● **YOUR INSTRUCTIONS**: Leave out the pictures and copy each record below exactly.

● **THE RECORDS**:
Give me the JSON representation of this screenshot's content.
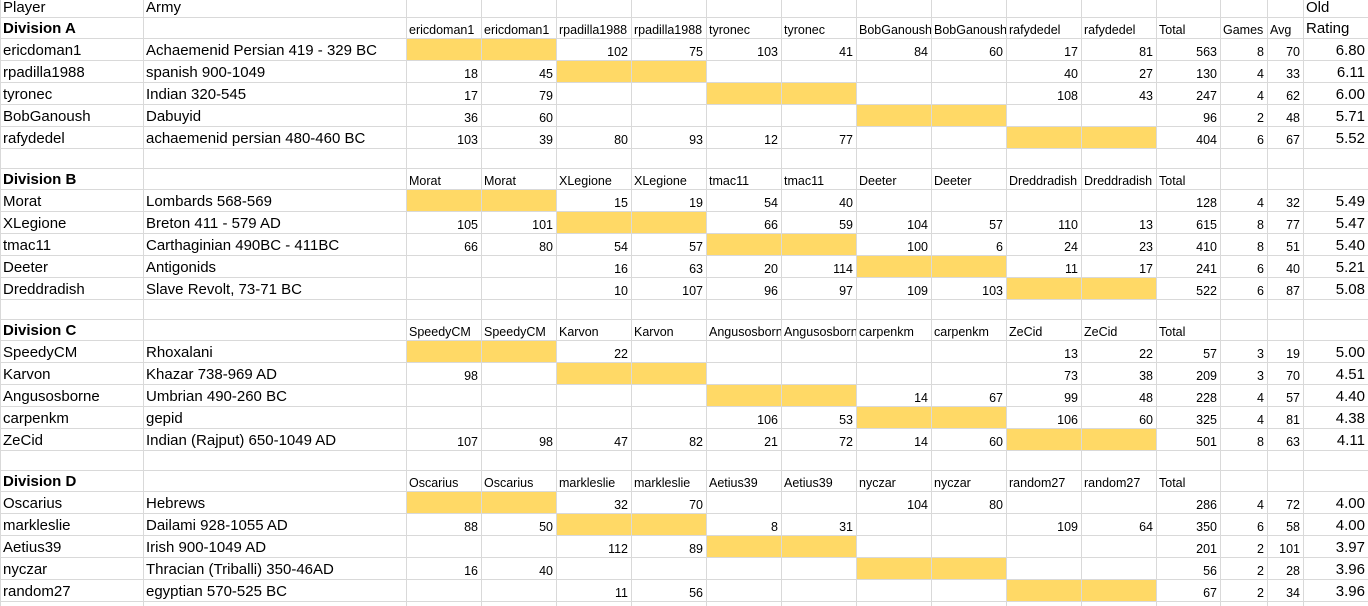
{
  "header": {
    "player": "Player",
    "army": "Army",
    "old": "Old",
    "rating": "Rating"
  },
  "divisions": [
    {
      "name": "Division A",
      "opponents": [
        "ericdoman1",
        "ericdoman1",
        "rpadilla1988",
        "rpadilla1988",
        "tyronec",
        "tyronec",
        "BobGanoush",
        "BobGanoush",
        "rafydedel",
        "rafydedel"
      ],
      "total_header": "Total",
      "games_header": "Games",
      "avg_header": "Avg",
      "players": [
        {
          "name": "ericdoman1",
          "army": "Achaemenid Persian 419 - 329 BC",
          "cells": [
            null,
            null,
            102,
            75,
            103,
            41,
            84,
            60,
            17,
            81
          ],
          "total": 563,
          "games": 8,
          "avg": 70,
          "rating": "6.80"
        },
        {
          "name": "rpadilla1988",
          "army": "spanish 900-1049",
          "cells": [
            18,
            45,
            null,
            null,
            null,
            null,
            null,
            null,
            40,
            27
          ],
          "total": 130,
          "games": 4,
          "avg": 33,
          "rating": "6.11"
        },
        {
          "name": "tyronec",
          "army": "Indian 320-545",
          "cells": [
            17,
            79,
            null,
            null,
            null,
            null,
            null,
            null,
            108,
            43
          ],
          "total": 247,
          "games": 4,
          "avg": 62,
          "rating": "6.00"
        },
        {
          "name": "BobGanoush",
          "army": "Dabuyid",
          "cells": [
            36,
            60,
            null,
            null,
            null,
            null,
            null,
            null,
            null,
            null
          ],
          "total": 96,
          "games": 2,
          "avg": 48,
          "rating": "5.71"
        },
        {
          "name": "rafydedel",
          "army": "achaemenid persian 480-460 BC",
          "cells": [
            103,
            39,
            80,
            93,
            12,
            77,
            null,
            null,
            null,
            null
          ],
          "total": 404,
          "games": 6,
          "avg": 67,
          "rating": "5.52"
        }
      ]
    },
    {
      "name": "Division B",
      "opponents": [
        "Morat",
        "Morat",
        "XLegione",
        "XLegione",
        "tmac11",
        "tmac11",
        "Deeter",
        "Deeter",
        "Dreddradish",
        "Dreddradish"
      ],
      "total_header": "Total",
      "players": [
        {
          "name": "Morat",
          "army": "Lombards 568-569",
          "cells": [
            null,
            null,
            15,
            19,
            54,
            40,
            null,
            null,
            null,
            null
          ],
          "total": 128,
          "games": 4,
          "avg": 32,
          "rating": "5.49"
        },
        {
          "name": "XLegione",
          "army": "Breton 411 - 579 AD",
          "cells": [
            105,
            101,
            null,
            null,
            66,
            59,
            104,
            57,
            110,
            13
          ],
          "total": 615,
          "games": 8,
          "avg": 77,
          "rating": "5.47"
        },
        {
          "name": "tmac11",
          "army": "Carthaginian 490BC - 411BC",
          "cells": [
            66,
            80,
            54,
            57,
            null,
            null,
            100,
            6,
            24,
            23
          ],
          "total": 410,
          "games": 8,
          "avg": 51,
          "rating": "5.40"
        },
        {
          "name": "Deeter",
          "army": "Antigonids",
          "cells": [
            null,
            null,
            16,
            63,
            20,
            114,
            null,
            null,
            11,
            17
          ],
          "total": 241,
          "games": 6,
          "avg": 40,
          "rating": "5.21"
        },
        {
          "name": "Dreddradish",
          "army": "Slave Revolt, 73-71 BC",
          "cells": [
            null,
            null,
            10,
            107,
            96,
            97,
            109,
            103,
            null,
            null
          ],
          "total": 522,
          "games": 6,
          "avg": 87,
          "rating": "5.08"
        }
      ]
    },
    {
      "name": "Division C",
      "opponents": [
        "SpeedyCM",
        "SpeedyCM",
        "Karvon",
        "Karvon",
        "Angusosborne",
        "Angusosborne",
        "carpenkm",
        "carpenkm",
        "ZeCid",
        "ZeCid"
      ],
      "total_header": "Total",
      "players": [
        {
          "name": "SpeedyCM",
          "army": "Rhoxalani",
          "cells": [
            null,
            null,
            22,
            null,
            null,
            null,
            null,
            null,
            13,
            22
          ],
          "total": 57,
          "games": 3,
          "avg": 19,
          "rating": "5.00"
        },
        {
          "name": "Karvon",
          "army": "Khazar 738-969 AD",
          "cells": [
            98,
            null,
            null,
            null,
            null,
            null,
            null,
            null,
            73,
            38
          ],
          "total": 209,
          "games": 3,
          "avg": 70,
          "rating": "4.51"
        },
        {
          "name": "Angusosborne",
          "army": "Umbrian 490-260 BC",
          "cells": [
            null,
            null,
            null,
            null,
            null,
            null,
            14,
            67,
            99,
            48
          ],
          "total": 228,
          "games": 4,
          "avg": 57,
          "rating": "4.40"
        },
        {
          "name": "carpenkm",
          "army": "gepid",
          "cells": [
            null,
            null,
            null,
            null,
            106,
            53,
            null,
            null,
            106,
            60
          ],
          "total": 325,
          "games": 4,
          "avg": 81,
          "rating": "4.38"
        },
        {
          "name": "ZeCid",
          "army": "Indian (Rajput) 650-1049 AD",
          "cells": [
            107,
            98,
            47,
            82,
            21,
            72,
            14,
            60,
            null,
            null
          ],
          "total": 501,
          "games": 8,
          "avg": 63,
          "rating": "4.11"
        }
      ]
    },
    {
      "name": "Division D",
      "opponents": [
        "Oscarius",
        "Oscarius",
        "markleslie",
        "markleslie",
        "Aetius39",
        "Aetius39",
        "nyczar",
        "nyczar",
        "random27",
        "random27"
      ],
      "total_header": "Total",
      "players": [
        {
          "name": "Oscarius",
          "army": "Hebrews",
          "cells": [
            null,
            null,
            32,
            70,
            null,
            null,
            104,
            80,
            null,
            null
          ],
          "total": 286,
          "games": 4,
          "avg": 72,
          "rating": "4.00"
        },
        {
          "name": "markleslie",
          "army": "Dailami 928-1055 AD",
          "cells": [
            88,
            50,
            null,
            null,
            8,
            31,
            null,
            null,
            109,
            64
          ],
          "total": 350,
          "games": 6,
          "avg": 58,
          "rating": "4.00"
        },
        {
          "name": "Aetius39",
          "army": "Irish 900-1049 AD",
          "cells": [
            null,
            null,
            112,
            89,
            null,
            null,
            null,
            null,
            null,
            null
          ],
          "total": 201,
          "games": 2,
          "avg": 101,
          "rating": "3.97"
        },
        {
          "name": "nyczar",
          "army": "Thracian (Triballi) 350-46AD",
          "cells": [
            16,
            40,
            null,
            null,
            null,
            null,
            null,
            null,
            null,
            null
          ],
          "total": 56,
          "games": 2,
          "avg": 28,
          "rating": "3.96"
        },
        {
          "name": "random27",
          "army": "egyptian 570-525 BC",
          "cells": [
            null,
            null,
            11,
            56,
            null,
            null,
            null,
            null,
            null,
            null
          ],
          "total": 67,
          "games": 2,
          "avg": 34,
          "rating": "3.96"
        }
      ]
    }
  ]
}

● **RESULT OF THE EXERCISE**:
Give me the JSON representation of this screenshot's content.
{
  "header": {
    "player": "Player",
    "army": "Army",
    "old": "Old",
    "rating": "Rating"
  },
  "divisions": [
    {
      "name": "Division A",
      "opponents": [
        "ericdoman1",
        "ericdoman1",
        "rpadilla1988",
        "rpadilla1988",
        "tyronec",
        "tyronec",
        "BobGanoush",
        "BobGanoush",
        "rafydedel",
        "rafydedel"
      ],
      "total_header": "Total",
      "games_header": "Games",
      "avg_header": "Avg",
      "players": [
        {
          "name": "ericdoman1",
          "army": "Achaemenid Persian 419 - 329 BC",
          "cells": [
            null,
            null,
            102,
            75,
            103,
            41,
            84,
            60,
            17,
            81
          ],
          "total": 563,
          "games": 8,
          "avg": 70,
          "rating": "6.80"
        },
        {
          "name": "rpadilla1988",
          "army": "spanish 900-1049",
          "cells": [
            18,
            45,
            null,
            null,
            null,
            null,
            null,
            null,
            40,
            27
          ],
          "total": 130,
          "games": 4,
          "avg": 33,
          "rating": "6.11"
        },
        {
          "name": "tyronec",
          "army": "Indian 320-545",
          "cells": [
            17,
            79,
            null,
            null,
            null,
            null,
            null,
            null,
            108,
            43
          ],
          "total": 247,
          "games": 4,
          "avg": 62,
          "rating": "6.00"
        },
        {
          "name": "BobGanoush",
          "army": "Dabuyid",
          "cells": [
            36,
            60,
            null,
            null,
            null,
            null,
            null,
            null,
            null,
            null
          ],
          "total": 96,
          "games": 2,
          "avg": 48,
          "rating": "5.71"
        },
        {
          "name": "rafydedel",
          "army": "achaemenid persian 480-460 BC",
          "cells": [
            103,
            39,
            80,
            93,
            12,
            77,
            null,
            null,
            null,
            null
          ],
          "total": 404,
          "games": 6,
          "avg": 67,
          "rating": "5.52"
        }
      ]
    },
    {
      "name": "Division B",
      "opponents": [
        "Morat",
        "Morat",
        "XLegione",
        "XLegione",
        "tmac11",
        "tmac11",
        "Deeter",
        "Deeter",
        "Dreddradish",
        "Dreddradish"
      ],
      "total_header": "Total",
      "players": [
        {
          "name": "Morat",
          "army": "Lombards 568-569",
          "cells": [
            null,
            null,
            15,
            19,
            54,
            40,
            null,
            null,
            null,
            null
          ],
          "total": 128,
          "games": 4,
          "avg": 32,
          "rating": "5.49"
        },
        {
          "name": "XLegione",
          "army": "Breton 411 - 579 AD",
          "cells": [
            105,
            101,
            null,
            null,
            66,
            59,
            104,
            57,
            110,
            13
          ],
          "total": 615,
          "games": 8,
          "avg": 77,
          "rating": "5.47"
        },
        {
          "name": "tmac11",
          "army": "Carthaginian 490BC - 411BC",
          "cells": [
            66,
            80,
            54,
            57,
            null,
            null,
            100,
            6,
            24,
            23
          ],
          "total": 410,
          "games": 8,
          "avg": 51,
          "rating": "5.40"
        },
        {
          "name": "Deeter",
          "army": "Antigonids",
          "cells": [
            null,
            null,
            16,
            63,
            20,
            114,
            null,
            null,
            11,
            17
          ],
          "total": 241,
          "games": 6,
          "avg": 40,
          "rating": "5.21"
        },
        {
          "name": "Dreddradish",
          "army": "Slave Revolt, 73-71 BC",
          "cells": [
            null,
            null,
            10,
            107,
            96,
            97,
            109,
            103,
            null,
            null
          ],
          "total": 522,
          "games": 6,
          "avg": 87,
          "rating": "5.08"
        }
      ]
    },
    {
      "name": "Division C",
      "opponents": [
        "SpeedyCM",
        "SpeedyCM",
        "Karvon",
        "Karvon",
        "Angusosborne",
        "Angusosborne",
        "carpenkm",
        "carpenkm",
        "ZeCid",
        "ZeCid"
      ],
      "total_header": "Total",
      "players": [
        {
          "name": "SpeedyCM",
          "army": "Rhoxalani",
          "cells": [
            null,
            null,
            22,
            null,
            null,
            null,
            null,
            null,
            13,
            22
          ],
          "total": 57,
          "games": 3,
          "avg": 19,
          "rating": "5.00"
        },
        {
          "name": "Karvon",
          "army": "Khazar 738-969 AD",
          "cells": [
            98,
            null,
            null,
            null,
            null,
            null,
            null,
            null,
            73,
            38
          ],
          "total": 209,
          "games": 3,
          "avg": 70,
          "rating": "4.51"
        },
        {
          "name": "Angusosborne",
          "army": "Umbrian 490-260 BC",
          "cells": [
            null,
            null,
            null,
            null,
            null,
            null,
            14,
            67,
            99,
            48
          ],
          "total": 228,
          "games": 4,
          "avg": 57,
          "rating": "4.40"
        },
        {
          "name": "carpenkm",
          "army": "gepid",
          "cells": [
            null,
            null,
            null,
            null,
            106,
            53,
            null,
            null,
            106,
            60
          ],
          "total": 325,
          "games": 4,
          "avg": 81,
          "rating": "4.38"
        },
        {
          "name": "ZeCid",
          "army": "Indian (Rajput) 650-1049 AD",
          "cells": [
            107,
            98,
            47,
            82,
            21,
            72,
            14,
            60,
            null,
            null
          ],
          "total": 501,
          "games": 8,
          "avg": 63,
          "rating": "4.11"
        }
      ]
    },
    {
      "name": "Division D",
      "opponents": [
        "Oscarius",
        "Oscarius",
        "markleslie",
        "markleslie",
        "Aetius39",
        "Aetius39",
        "nyczar",
        "nyczar",
        "random27",
        "random27"
      ],
      "total_header": "Total",
      "players": [
        {
          "name": "Oscarius",
          "army": "Hebrews",
          "cells": [
            null,
            null,
            32,
            70,
            null,
            null,
            104,
            80,
            null,
            null
          ],
          "total": 286,
          "games": 4,
          "avg": 72,
          "rating": "4.00"
        },
        {
          "name": "markleslie",
          "army": "Dailami 928-1055 AD",
          "cells": [
            88,
            50,
            null,
            null,
            8,
            31,
            null,
            null,
            109,
            64
          ],
          "total": 350,
          "games": 6,
          "avg": 58,
          "rating": "4.00"
        },
        {
          "name": "Aetius39",
          "army": "Irish 900-1049 AD",
          "cells": [
            null,
            null,
            112,
            89,
            null,
            null,
            null,
            null,
            null,
            null
          ],
          "total": 201,
          "games": 2,
          "avg": 101,
          "rating": "3.97"
        },
        {
          "name": "nyczar",
          "army": "Thracian (Triballi) 350-46AD",
          "cells": [
            16,
            40,
            null,
            null,
            null,
            null,
            null,
            null,
            null,
            null
          ],
          "total": 56,
          "games": 2,
          "avg": 28,
          "rating": "3.96"
        },
        {
          "name": "random27",
          "army": "egyptian 570-525 BC",
          "cells": [
            null,
            null,
            11,
            56,
            null,
            null,
            null,
            null,
            null,
            null
          ],
          "total": 67,
          "games": 2,
          "avg": 34,
          "rating": "3.96"
        }
      ]
    }
  ]
}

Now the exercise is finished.